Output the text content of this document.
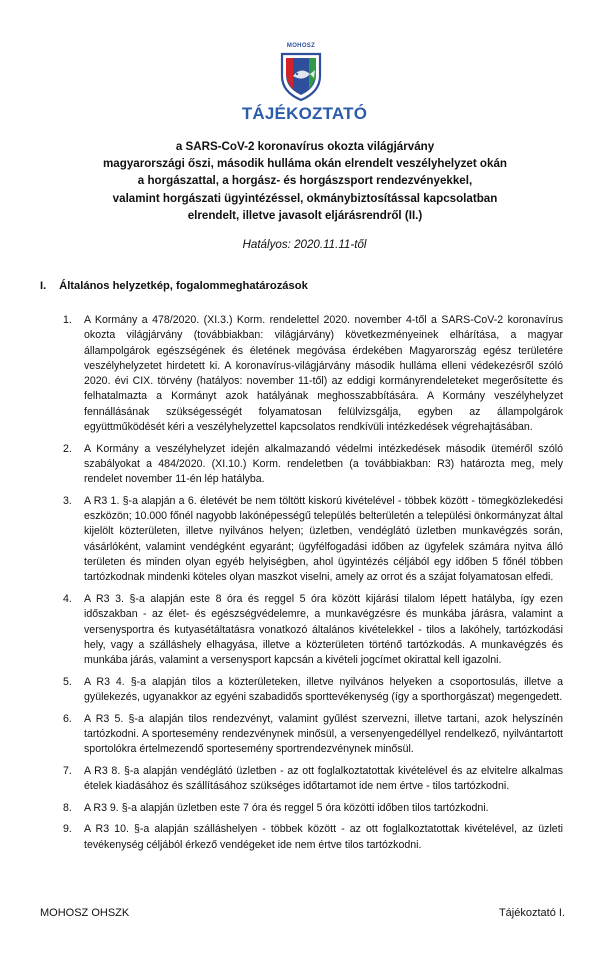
MOHOSZ
TÁJÉKOZTATÓ
a SARS-CoV-2 koronavírus okozta világjárvány
magyarországi őszi, második hulláma okán elrendelt veszélyhelyzet okán
a horgászattal, a horgász- és horgászsport rendezvényekkel,
valamint horgászati ügyintézéssel, okmánybiztosítással kapcsolatban
elrendelt, illetve javasolt eljárásrendről (II.)
Hatályos: 2020.11.11-től
I. Általános helyzetkép, fogalommeghatározások
1. A Kormány a 478/2020. (XI.3.) Korm. rendelettel 2020. november 4-től a SARS-CoV-2 koronavírus okozta világjárvány (továbbiakban: világjárvány) következményeinek elhárítása, a magyar állampolgárok egészségének és életének megóvása érdekében Magyarország egész területére veszélyhelyzetet hirdetett ki. A koronavírus-világjárvány második hulláma elleni védekezésről szóló 2020. évi CIX. törvény (hatályos: november 11-től) az eddigi kormányrendeleteket megerősítette és felhatalmazta a Kormányt azok hatályának meghosszabbítására. A Kormány veszélyhelyzet fennállásának szükségességét folyamatosan felülvizsgálja, egyben az állampolgárok együttműködését kéri a veszélyhelyzettel kapcsolatos rendkívüli intézkedések végrehajtásában.
2. A Kormány a veszélyhelyzet idején alkalmazandó védelmi intézkedések második üteméről szóló szabályokat a 484/2020. (XI.10.) Korm. rendeletben (a továbbiakban: R3) határozta meg, mely rendelet november 11-én lép hatályba.
3. A R3 1. §-a alapján a 6. életévét be nem töltött kiskorú kivételével - többek között - tömegközlekedési eszközön; 10.000 főnél nagyobb lakónépességű település belterületén a települési önkormányzat által kijelölt közterületen, illetve nyilvános helyen; üzletben, vendéglátó üzletben munkavégzés során, vásárlóként, valamint vendégként egyaránt; ügyfélfogadási időben az ügyfelek számára nyitva álló területen és minden olyan egyéb helyiségben, ahol ügyintézés céljából egy időben 5 főnél többen tartózkodnak mindenki köteles olyan maszkot viselni, amely az orrot és a szájat folyamatosan elfedi.
4. A R3 3. §-a alapján este 8 óra és reggel 5 óra között kijárási tilalom lépett hatályba, így ezen időszakban - az élet- és egészségvédelemre, a munkavégzésre és munkába járásra, valamint a versenysportra és kutyasétáltatásra vonatkozó általános kivételekkel - tilos a lakóhely, tartózkodási hely, vagy a szálláshely elhagyása, illetve a közterületen történő tartózkodás. A munkavégzés és munkába járás, valamint a versenysport kapcsán a kivételi jogcímet okirattal kell igazolni.
5. A R3 4. §-a alapján tilos a közterületeken, illetve nyilvános helyeken a csoportosulás, illetve a gyülekezés, ugyanakkor az egyéni szabadidős sporttevékenység (így a sporthorgászat) megengedett.
6. A R3 5. §-a alapján tilos rendezvényt, valamint gyűlést szervezni, illetve tartani, azok helyszínén tartózkodni. A sportesemény rendezvénynek minősül, a versenyengedéllyel rendelkező, nyilvántartott sportolókra értelmezendő sportesemény sportrendezvénynek minősül.
7. A R3 8. §-a alapján vendéglátó üzletben - az ott foglalkoztatottak kivételével és az elvitelre alkalmas ételek kiadásához és szállításához szükséges időtartamot ide nem értve - tilos tartózkodni.
8. A R3 9. §-a alapján üzletben este 7 óra és reggel 5 óra közötti időben tilos tartózkodni.
9. A R3 10. §-a alapján szálláshelyen - többek között - az ott foglalkoztatottak kivételével, az üzleti tevékenység céljából érkező vendégeket ide nem értve tilos tartózkodni.
MOHOSZ OHSZK	Tájékoztató I.
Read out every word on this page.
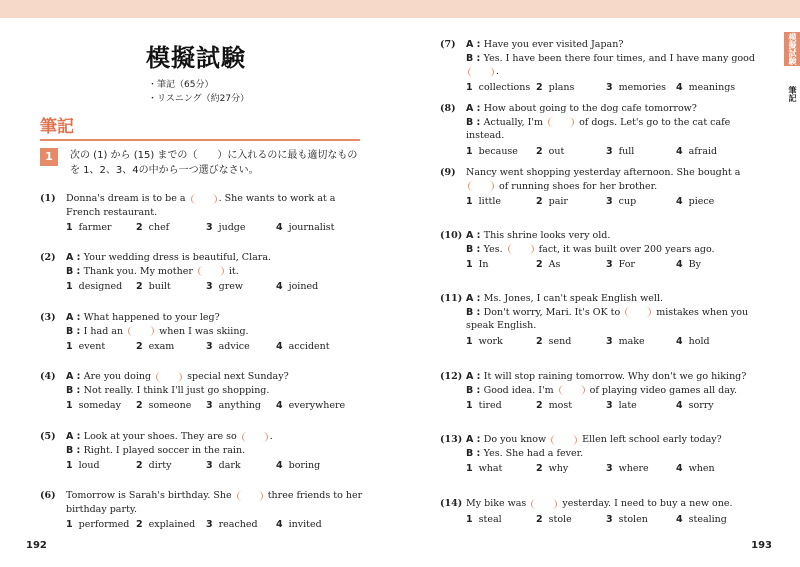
模擬試験
筆記
模擬試験
・筆記（65分）
・リスニング（約27分）
筆記
1	次の (1) から (15) までの（　　）に入れるのに最も適切なものを 1、2、3、4の中から一つ選びなさい。
(1) Donna's dream is to be a	. She wants to work at a French restaurant.
1 farmer	2 chef	3 judge	4 journalist
(2) A : Your wedding dress is beautiful, Clara.
B : Thank you. My mother	it.
1 designed	2 built	3 grew	4 joined
(3) A : What happened to your leg?
B : I had an	when I was skiing.
1 event	2 exam	3 advice	4 accident
(4) A : Are you doing	special next Sunday?
B : Not really. I think I'll just go shopping.
1 someday	2 someone	3 anything	4 everywhere
(5) A : Look at your shoes. They are so	.
B : Right. I played soccer in the rain.
1 loud	2 dirty	3 dark	4 boring
(6) Tomorrow is Sarah's birthday. She	three friends to her birthday party.
1 performed 2 explained	3 reached	4 invited
(7) A : Have you ever visited Japan?
B : Yes. I have been there four times, and I have many good .
1 collections 2 plans	3 memories	4 meanings
(8) A : How about going to the dog cafe tomorrow?
B : Actually, I'm	of dogs. Let's go to the cat cafe instead.
1 because	2 out	3 full	4 afraid
(9) Nancy went shopping yesterday afternoon. She bought a  of running shoes for her brother.
1 little	2 pair	3 cup	4 piece
(10) A : This shrine looks very old.
B : Yes.	fact, it was built over 200 years ago.
1 In	2 As	3 For	4 By
(11) A : Ms. Jones, I can't speak English well.
B : Don't worry, Mari. It's OK to	mistakes when you speak English.
1 work	2 send	3 make	4 hold
(12) A : It will stop raining tomorrow. Why don't we go hiking?
B : Good idea. I'm	of playing video games all day.
1 tired	2 most	3 late	4 sorry
(13) A : Do you know	Ellen left school early today?
B : Yes. She had a fever.
1 what	2 why	3 where	4 when
(14) My bike was	yesterday. I need to buy a new one.
1 steal	2 stole	3 stolen	4 stealing
192	193
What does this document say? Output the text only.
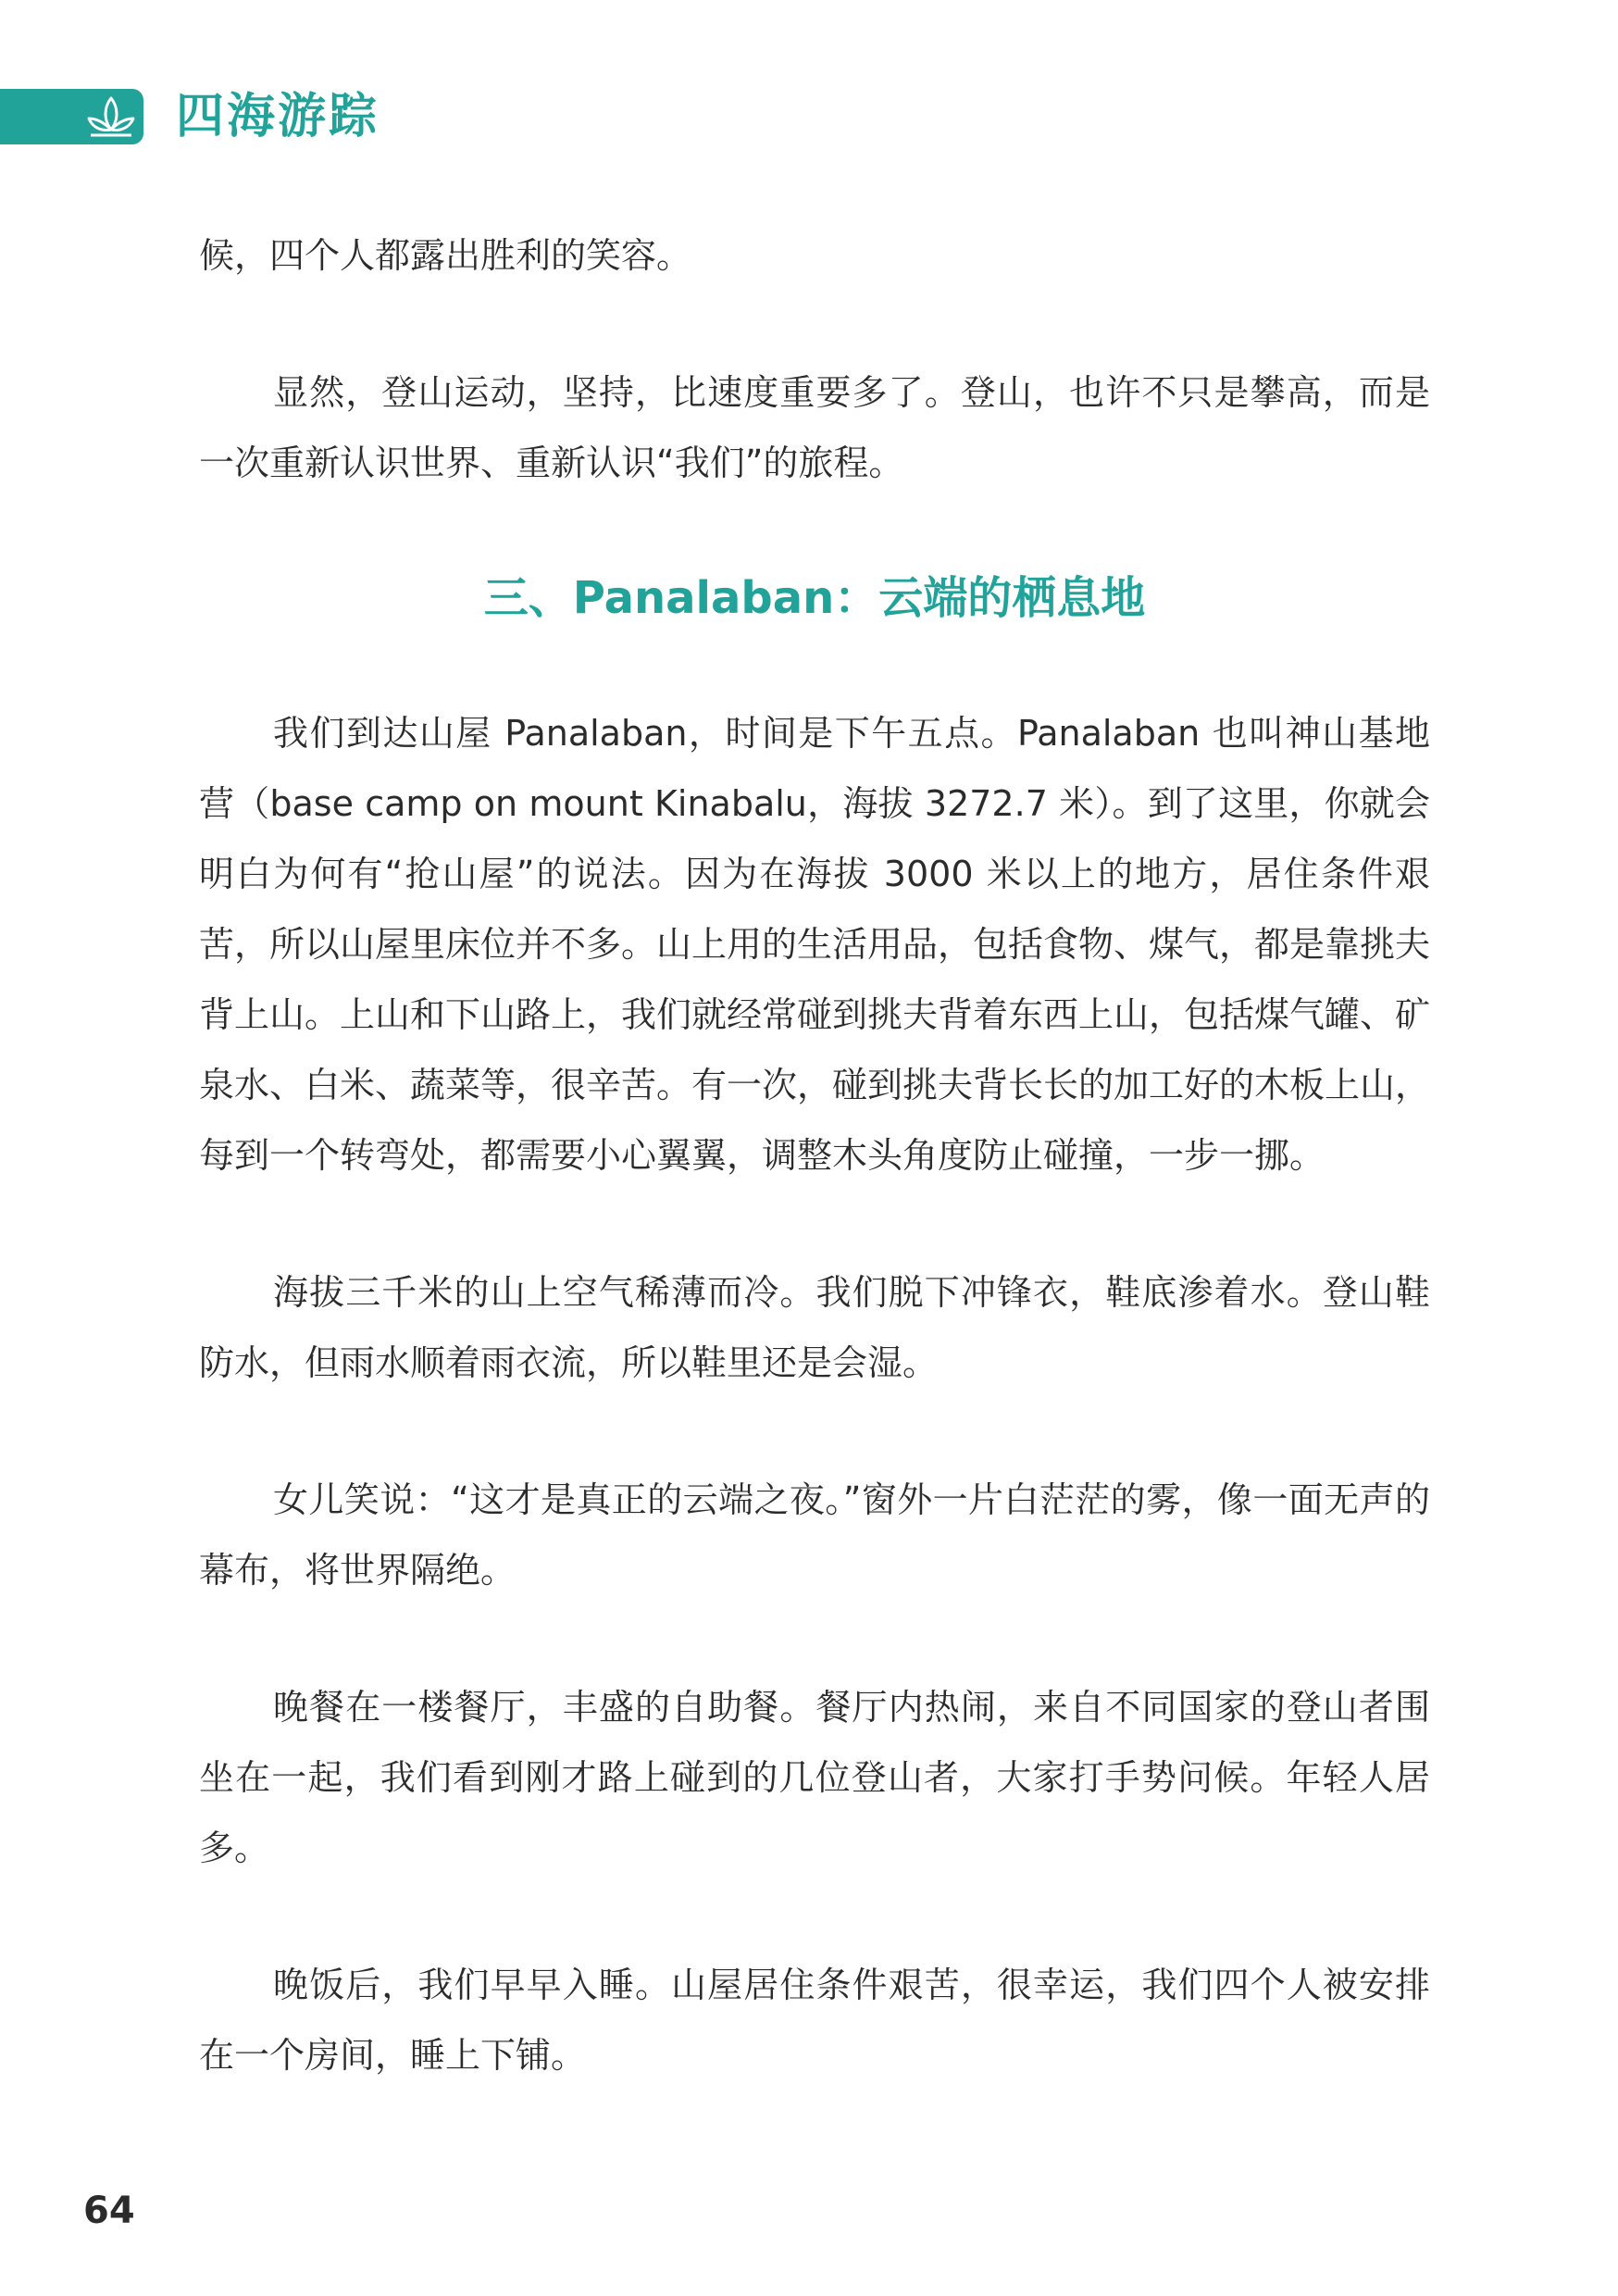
四海游踪

候，四个人都露出胜利的笑容。

显然，登山运动，坚持，比速度重要多了。登山，也许不只是攀高，而是一次重新认识世界、重新认识“我们”的旅程。

三、Panalaban：云端的栖息地

我们到达山屋 Panalaban，时间是下午五点。Panalaban 也叫神山基地营（base camp on mount Kinabalu，海拔 3272.7 米）。到了这里，你就会明白为何有“抢山屋”的说法。因为在海拔 3000 米以上的地方，居住条件艰苦，所以山屋里床位并不多。山上用的生活用品，包括食物、煤气，都是靠挑夫背上山。上山和下山路上，我们就经常碰到挑夫背着东西上山，包括煤气罐、矿泉水、白米、蔬菜等，很辛苦。有一次，碰到挑夫背长长的加工好的木板上山，每到一个转弯处，都需要小心翼翼，调整木头角度防止碰撞，一步一挪。

海拔三千米的山上空气稀薄而冷。我们脱下冲锋衣，鞋底渗着水。登山鞋防水，但雨水顺着雨衣流，所以鞋里还是会湿。

女儿笑说：“这才是真正的云端之夜。”窗外一片白茫茫的雾，像一面无声的幕布，将世界隔绝。

晚餐在一楼餐厅，丰盛的自助餐。餐厅内热闹，来自不同国家的登山者围坐在一起，我们看到刚才路上碰到的几位登山者，大家打手势问候。年轻人居多。

晚饭后，我们早早入睡。山屋居住条件艰苦，很幸运，我们四个人被安排在一个房间，睡上下铺。

64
==============================
- TO BE DONE -
Exactly as written, set down the lines from the line holding "What does this" to the last line of the data, both ends included, pictures excluded.

- FINAL RESULT -
What does this document say? Output the text only.
四海游踪

候，四个人都露出胜利的笑容。

显然，登山运动，坚持，比速度重要多了。登山，也许不只是攀高，而是一次重新认识世界、重新认识“我们”的旅程。

三、Panalaban：云端的栖息地

我们到达山屋 Panalaban，时间是下午五点。Panalaban 也叫神山基地营（base camp on mount Kinabalu，海拔 3272.7 米）。到了这里，你就会明白为何有“抢山屋”的说法。因为在海拔 3000 米以上的地方，居住条件艰苦，所以山屋里床位并不多。山上用的生活用品，包括食物、煤气，都是靠挑夫背上山。上山和下山路上，我们就经常碰到挑夫背着东西上山，包括煤气罐、矿泉水、白米、蔬菜等，很辛苦。有一次，碰到挑夫背长长的加工好的木板上山，每到一个转弯处，都需要小心翼翼，调整木头角度防止碰撞，一步一挪。

海拔三千米的山上空气稀薄而冷。我们脱下冲锋衣，鞋底渗着水。登山鞋防水，但雨水顺着雨衣流，所以鞋里还是会湿。

女儿笑说：“这才是真正的云端之夜。”窗外一片白茫茫的雾，像一面无声的幕布，将世界隔绝。

晚餐在一楼餐厅，丰盛的自助餐。餐厅内热闹，来自不同国家的登山者围坐在一起，我们看到刚才路上碰到的几位登山者，大家打手势问候。年轻人居多。

晚饭后，我们早早入睡。山屋居住条件艰苦，很幸运，我们四个人被安排在一个房间，睡上下铺。

64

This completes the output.